## Problem requirements
Please rewrite the part of the Buffett ConocoPhillips article that opens with the words containing "The graph above" and closes with "yours and mine.", putting "holding" in place of "stake".

## Document segment

····················

Even the Oracle makes bad investments. We can all learn from how he handles it. Photo: The Motley Fool

... [L]ast year I made a major mistake of commission (and maybe more; this one sticks out). Without urging from Charlie or anyone else, I bought a large amount of ConocoPhillips stock when oil and gas prices were near their peak ... I still believe the odds are good that oil sells far higher in the future than the current $40-$50 price. But so far I have been dead wrong. Even if prices should rise, moreover, the terrible timing of my purchase has cost Berkshire several billion dollars
-- Warren Buffett in 2008 letter to shareholders (emphasis mine.)

At the time of the letter's publication, Berkshire Hathaway (NYSE:BRK-B) (NYSE:BRK-A) had already seen the value of its stake in ConocoPhillips (NYSE:COP) decline almost $3 billion in value. Buffett has been gradually selling off the stake, working to make the best of what he must see as a bad situation. This past quarter, Berkshire further reduced its stake in ConocoPhillips down to just over 1.3 million shares, vastly cut from the nearly 84 million held at the end of 2008. 

What can we learn from Buffett's mistake? Let's take a look not just at ConocoPhillips, but at the entire portfolio that Buffett -- and now also Ted Weschler and Todd Combs -- manages. The reality is, the best way to address a major mistake -- and it looks like the way Buffett dealt with his billion-dollar blunder -- is to keep investing, and not dwell on one bad decision.  

HIstory lesson: Even Buffett can't see the future
Back in 2008, the Berkshire stock portfolio was valued at $49 billion, and the $7 billion invested in ConocoPhillips was the largest amount of money spent on any single stock, larger at the time even than the dollars invested in Buffett's favorite bank, Wells Fargo & Co. (NYSE:WFC). As a matter of fact, it was more money invested than the total dollars spent to buy shares of The Coca-Cola Company (NYSE:KO)The American Express Company (NYSE:AXP), and U.S. Bancorp (NYSE:USB) combined. 

Within the next year, Berkshire would vastly reduce its stake in ConocoPhillips, selling off about half of its position at a loss:

COP Chart

COP data by YCharts.

The graph above shows the market price of ConocoPhillips from the time frame Berkshire bought through the time frame Buffett sold off the first half of its stake. As you can see, the share price was well off the price Berkshire paid, and it probably created $1.5 billion in real losses. 

But with some context, the entire Berkshire stock portfolio lost $25 billion from 2007 to 2008, so the $3 billion in lost value of the ConocoPhillips stake was just part of the bigger market collapse that affected Berkshire's portfolio the same way it affected yours and mine. 

Source: Berkshire Hathaway 2008 & 2009 annual letter to shareholders.

As you can see from the tables above, the Berkshire portfolio, with a few notable exceptions like the big reduction in ConocoPhillips, remained largely unchanged. Actually, Buffett spent about $1.5 billion to increase Berkshire's investments in Wal-Mart and U.S. Bank, plus billions in investments that aren't listed as common stock.

····················

## Study material
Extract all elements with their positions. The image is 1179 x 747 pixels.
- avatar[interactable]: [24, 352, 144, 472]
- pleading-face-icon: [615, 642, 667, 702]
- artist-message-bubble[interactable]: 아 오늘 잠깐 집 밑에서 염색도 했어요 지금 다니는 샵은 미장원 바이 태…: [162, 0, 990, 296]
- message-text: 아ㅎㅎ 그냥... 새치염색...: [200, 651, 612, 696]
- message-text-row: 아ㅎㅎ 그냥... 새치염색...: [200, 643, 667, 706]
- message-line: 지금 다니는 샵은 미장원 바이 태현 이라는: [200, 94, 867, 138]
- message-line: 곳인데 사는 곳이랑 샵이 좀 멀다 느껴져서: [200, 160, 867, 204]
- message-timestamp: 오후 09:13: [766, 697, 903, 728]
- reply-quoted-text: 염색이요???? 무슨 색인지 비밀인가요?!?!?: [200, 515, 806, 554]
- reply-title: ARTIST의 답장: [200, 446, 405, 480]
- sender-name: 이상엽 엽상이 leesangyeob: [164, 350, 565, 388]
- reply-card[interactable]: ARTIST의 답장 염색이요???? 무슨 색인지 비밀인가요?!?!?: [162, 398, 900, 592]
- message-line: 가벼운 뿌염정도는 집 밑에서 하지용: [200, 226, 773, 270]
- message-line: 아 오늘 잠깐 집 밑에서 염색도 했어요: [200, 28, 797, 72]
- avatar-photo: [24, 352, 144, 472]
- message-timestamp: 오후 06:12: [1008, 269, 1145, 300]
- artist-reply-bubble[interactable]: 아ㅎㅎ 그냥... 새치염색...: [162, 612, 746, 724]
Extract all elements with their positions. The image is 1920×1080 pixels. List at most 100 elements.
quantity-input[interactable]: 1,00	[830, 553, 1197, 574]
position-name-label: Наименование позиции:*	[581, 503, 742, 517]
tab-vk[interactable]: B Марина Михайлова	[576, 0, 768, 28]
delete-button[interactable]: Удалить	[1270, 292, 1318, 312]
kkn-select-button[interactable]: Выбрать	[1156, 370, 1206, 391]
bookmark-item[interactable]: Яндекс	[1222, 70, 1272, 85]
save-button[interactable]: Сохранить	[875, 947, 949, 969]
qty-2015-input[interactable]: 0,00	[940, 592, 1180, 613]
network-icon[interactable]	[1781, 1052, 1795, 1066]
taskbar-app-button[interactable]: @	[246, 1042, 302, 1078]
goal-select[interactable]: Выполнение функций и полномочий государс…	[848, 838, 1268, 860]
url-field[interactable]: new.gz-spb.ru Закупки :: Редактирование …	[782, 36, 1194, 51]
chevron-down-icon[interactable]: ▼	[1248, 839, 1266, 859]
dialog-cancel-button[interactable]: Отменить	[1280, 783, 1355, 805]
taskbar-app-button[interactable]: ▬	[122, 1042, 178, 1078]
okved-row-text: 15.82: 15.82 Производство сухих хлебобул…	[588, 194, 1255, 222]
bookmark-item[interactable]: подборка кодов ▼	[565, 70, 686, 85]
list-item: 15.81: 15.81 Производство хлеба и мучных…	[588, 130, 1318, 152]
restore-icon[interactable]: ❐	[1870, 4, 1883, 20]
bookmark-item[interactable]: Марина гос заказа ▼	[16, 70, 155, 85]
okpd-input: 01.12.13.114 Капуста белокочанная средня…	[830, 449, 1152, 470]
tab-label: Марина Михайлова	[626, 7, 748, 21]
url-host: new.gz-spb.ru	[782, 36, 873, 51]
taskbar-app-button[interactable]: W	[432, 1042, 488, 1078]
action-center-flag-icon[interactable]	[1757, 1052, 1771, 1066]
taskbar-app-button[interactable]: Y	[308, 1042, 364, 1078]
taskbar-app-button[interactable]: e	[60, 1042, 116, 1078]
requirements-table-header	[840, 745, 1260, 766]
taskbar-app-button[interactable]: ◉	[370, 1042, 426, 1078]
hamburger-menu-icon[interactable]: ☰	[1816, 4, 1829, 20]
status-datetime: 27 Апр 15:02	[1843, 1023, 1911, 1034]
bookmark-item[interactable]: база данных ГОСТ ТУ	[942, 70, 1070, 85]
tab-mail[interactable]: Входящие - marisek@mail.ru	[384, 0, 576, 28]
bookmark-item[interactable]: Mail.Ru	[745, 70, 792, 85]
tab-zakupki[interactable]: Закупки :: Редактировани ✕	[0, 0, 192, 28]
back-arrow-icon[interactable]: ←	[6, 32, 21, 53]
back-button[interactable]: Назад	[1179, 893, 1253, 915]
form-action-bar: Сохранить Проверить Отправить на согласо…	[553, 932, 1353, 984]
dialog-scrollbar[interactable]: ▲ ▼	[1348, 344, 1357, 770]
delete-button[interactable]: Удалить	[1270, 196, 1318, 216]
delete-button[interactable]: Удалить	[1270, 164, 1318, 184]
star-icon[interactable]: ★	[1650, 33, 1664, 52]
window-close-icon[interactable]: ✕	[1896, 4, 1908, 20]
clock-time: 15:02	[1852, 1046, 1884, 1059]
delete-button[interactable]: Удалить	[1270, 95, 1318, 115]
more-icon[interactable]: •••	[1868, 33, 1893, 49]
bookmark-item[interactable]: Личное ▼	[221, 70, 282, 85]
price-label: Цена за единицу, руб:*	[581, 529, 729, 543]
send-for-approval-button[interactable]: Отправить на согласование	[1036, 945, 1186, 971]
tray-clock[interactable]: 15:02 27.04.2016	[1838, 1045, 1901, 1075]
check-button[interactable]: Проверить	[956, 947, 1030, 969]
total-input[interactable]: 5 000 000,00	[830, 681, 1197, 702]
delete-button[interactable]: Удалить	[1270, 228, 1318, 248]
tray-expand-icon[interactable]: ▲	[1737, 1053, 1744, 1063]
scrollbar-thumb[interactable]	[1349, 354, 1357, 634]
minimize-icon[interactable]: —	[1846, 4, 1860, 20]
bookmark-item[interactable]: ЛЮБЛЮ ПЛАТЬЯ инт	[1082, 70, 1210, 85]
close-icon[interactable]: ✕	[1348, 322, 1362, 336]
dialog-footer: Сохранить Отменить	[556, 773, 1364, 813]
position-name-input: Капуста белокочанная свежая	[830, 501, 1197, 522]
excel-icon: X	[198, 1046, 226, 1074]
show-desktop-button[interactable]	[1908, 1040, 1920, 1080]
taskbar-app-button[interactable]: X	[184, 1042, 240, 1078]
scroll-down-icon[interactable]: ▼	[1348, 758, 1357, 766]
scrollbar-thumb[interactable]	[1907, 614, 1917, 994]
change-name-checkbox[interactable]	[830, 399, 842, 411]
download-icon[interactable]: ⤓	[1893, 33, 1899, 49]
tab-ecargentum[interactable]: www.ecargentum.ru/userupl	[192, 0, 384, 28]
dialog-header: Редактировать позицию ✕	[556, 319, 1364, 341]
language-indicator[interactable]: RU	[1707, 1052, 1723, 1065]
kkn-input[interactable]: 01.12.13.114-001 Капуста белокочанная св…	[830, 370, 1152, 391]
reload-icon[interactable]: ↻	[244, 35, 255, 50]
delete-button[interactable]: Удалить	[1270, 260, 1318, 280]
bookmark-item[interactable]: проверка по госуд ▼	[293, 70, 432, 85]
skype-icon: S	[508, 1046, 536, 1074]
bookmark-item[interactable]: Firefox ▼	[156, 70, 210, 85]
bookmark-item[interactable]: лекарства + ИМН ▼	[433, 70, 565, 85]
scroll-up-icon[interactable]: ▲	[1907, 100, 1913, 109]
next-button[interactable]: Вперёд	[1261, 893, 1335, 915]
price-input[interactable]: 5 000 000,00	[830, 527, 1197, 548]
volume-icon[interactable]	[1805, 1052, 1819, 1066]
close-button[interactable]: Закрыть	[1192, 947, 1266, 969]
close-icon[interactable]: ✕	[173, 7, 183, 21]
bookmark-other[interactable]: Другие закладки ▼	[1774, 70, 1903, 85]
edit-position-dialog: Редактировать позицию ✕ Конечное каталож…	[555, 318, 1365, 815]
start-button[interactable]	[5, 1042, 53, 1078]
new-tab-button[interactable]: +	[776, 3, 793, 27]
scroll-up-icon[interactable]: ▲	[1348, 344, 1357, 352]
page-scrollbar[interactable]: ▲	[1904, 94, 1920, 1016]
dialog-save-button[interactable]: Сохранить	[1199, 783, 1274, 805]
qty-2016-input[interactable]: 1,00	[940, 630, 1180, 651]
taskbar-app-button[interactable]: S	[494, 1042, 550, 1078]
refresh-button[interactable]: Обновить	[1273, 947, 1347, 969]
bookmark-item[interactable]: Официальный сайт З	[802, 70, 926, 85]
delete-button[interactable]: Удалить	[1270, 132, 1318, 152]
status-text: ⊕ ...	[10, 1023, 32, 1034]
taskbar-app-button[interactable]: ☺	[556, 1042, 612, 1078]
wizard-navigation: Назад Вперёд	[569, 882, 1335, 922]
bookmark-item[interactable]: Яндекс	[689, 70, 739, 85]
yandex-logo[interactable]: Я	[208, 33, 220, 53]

····················

## Result of the task
The graph above shows the market price of ConocoPhillips from the time frame Berkshire bought through the time frame Buffett sold off the first half of its holding. As you can see, the share price was well off the price Berkshire paid, and it probably created $1.5 billion in real losses. 

But with some context, the entire Berkshire stock portfolio lost $25 billion from 2007 to 2008, so the $3 billion in lost value of the ConocoPhillips holding was just part of the bigger market collapse that affected Berkshire's portfolio the same way it affected yours and mine.